• TASK DIRECTIONS: Search the listing for the string "arcivescovile" and copy every line that contains it.

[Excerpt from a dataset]

######

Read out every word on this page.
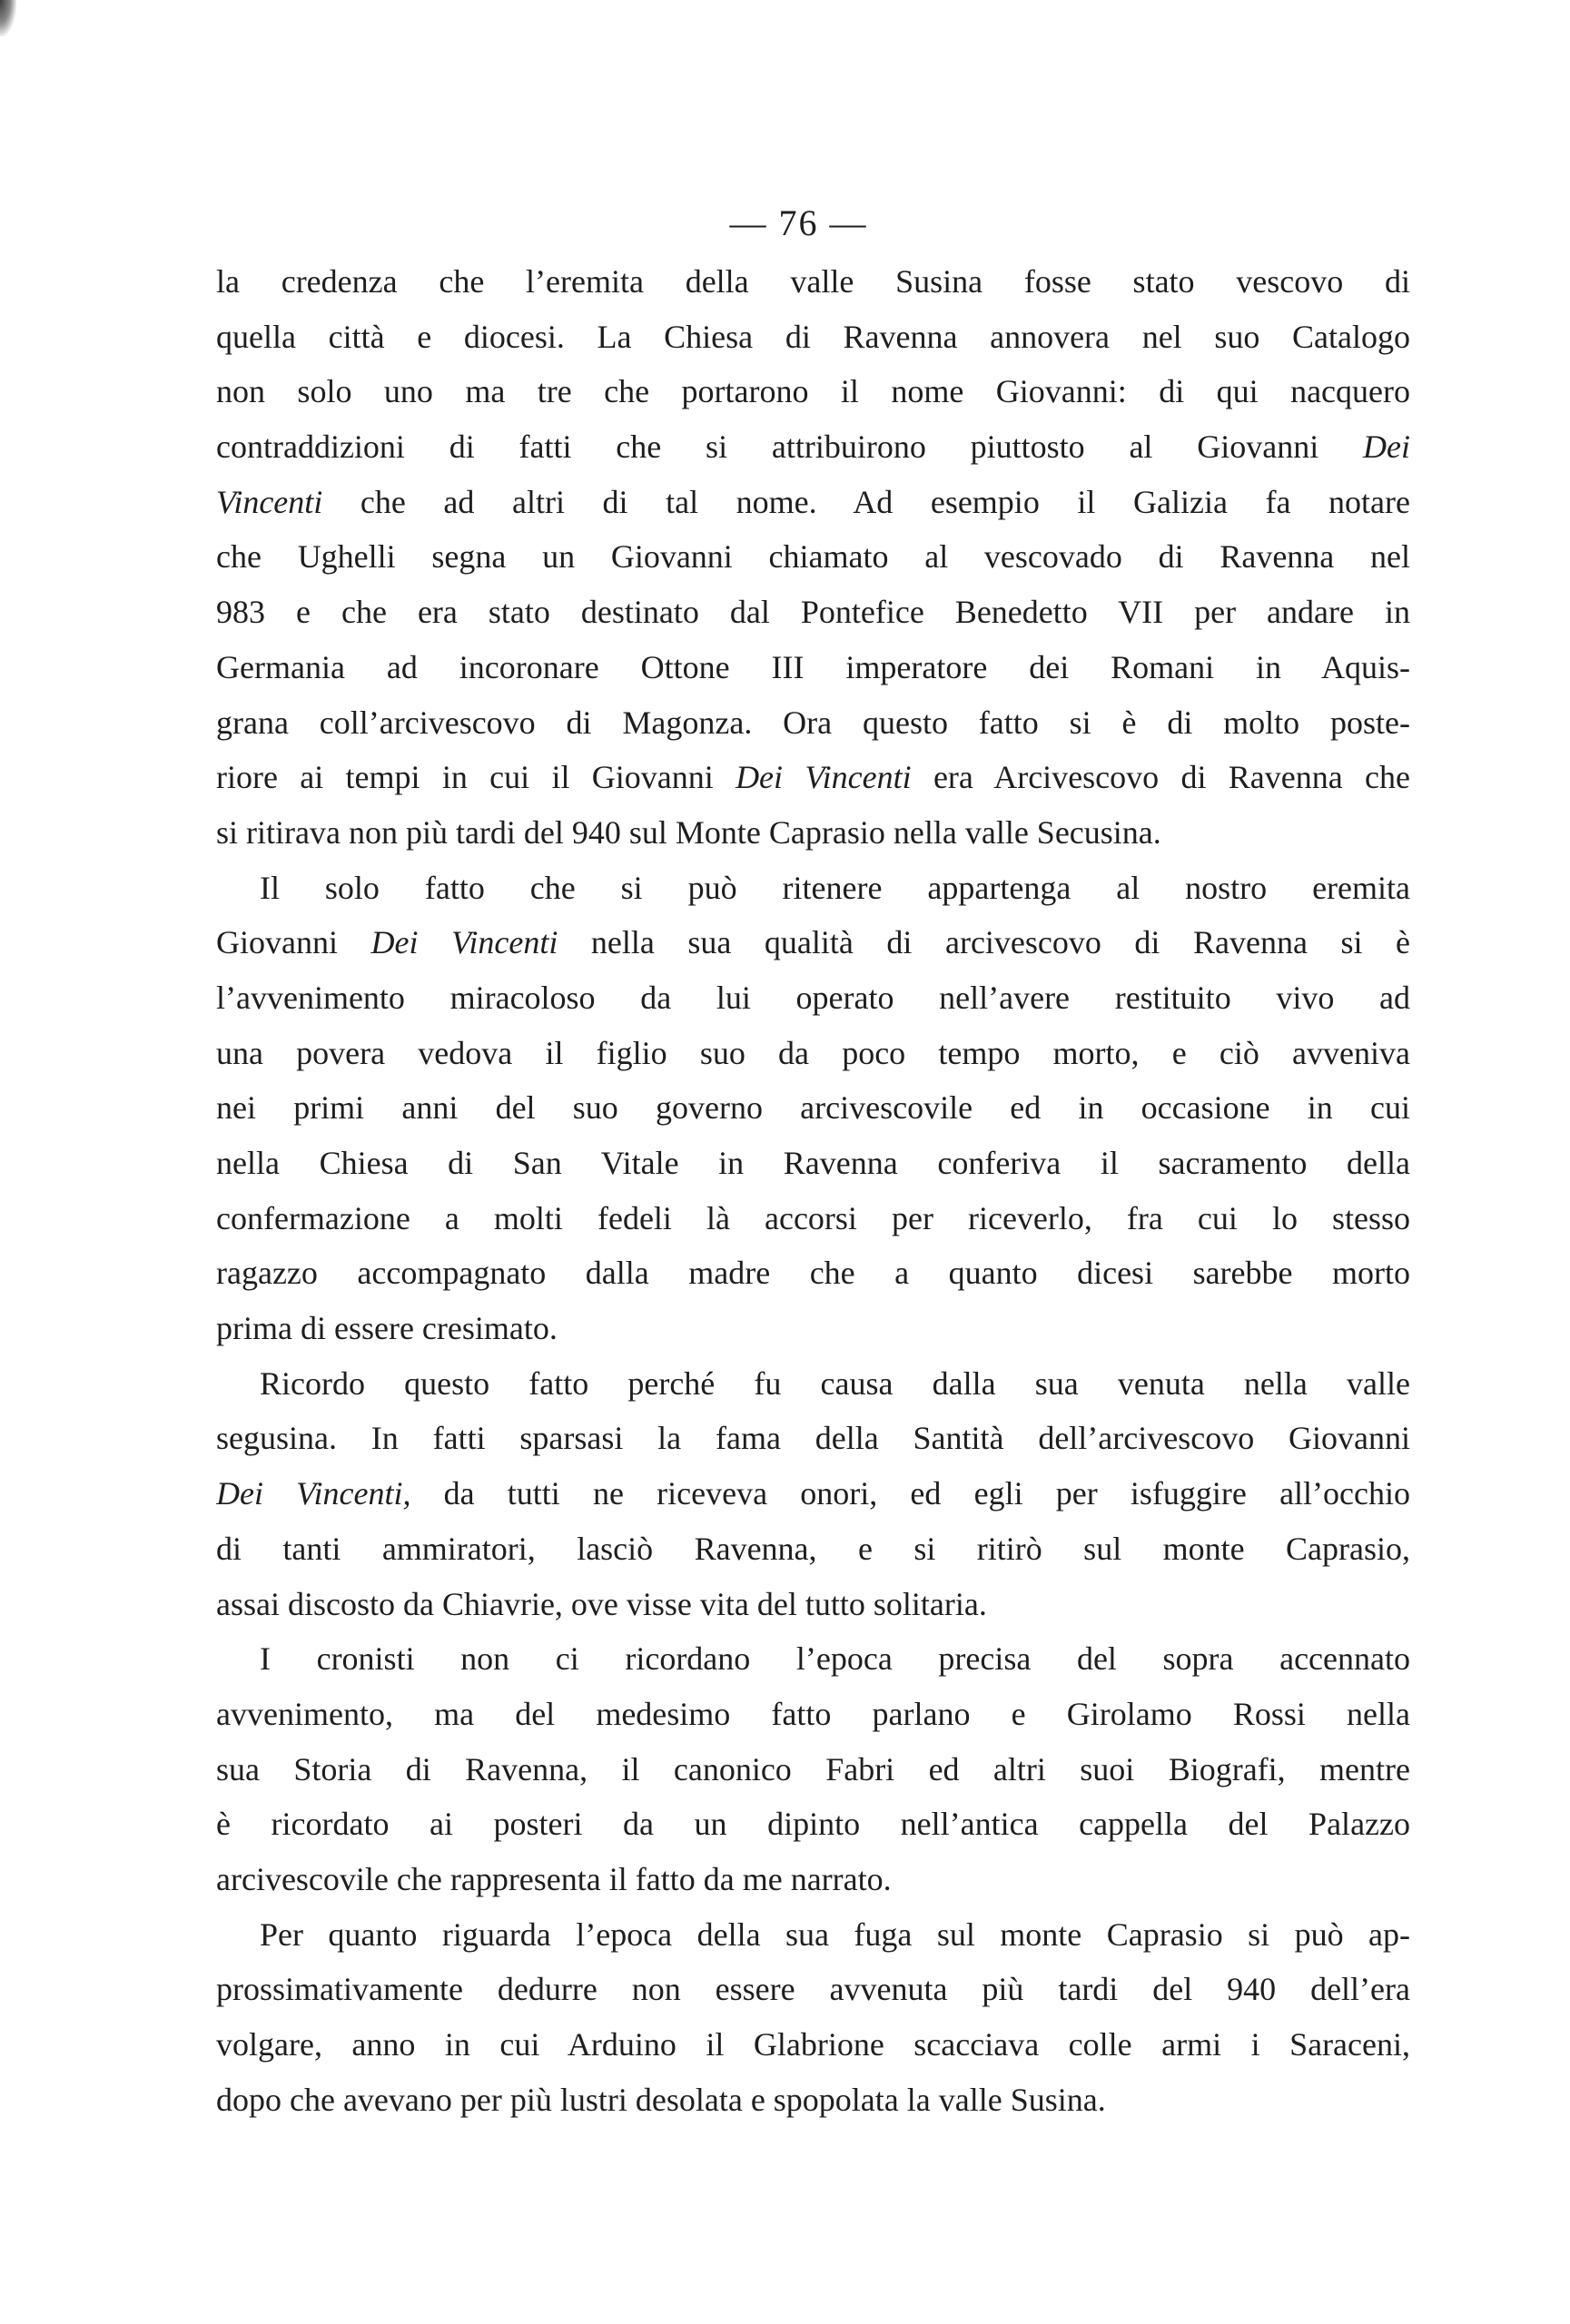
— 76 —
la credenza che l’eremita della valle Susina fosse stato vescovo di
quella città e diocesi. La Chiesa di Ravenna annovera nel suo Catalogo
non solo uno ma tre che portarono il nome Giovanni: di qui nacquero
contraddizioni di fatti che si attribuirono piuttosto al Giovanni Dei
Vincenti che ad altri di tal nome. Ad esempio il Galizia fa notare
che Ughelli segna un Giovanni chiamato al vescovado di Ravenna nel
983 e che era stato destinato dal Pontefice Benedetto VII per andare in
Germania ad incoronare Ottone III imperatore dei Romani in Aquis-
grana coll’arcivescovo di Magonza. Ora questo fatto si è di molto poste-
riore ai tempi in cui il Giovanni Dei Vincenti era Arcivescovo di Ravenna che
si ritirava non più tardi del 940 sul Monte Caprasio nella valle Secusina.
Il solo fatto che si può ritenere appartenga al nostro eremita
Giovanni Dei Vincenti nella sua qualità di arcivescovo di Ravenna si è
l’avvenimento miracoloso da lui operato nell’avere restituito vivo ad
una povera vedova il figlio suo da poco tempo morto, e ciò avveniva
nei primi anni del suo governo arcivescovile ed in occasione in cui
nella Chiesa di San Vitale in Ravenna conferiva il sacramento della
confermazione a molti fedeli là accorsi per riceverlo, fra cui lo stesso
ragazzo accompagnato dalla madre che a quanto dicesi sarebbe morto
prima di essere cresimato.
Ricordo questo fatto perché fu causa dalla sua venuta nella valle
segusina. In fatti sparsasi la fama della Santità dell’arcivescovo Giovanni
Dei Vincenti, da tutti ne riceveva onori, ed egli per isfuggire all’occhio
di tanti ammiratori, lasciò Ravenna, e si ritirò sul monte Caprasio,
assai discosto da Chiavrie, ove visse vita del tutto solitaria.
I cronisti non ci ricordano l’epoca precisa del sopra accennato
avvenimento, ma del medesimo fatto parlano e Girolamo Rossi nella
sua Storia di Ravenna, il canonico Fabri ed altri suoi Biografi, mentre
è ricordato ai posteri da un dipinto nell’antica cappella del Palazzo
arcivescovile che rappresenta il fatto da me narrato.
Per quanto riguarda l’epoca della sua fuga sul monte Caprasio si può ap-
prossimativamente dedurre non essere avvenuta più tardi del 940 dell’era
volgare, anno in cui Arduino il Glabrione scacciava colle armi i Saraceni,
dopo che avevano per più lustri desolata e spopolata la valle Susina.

######

• RESULT FOR THIS EXERCISE:
nei primi anni del suo governo arcivescovile ed in occasione in cui
arcivescovile che rappresenta il fatto da me narrato.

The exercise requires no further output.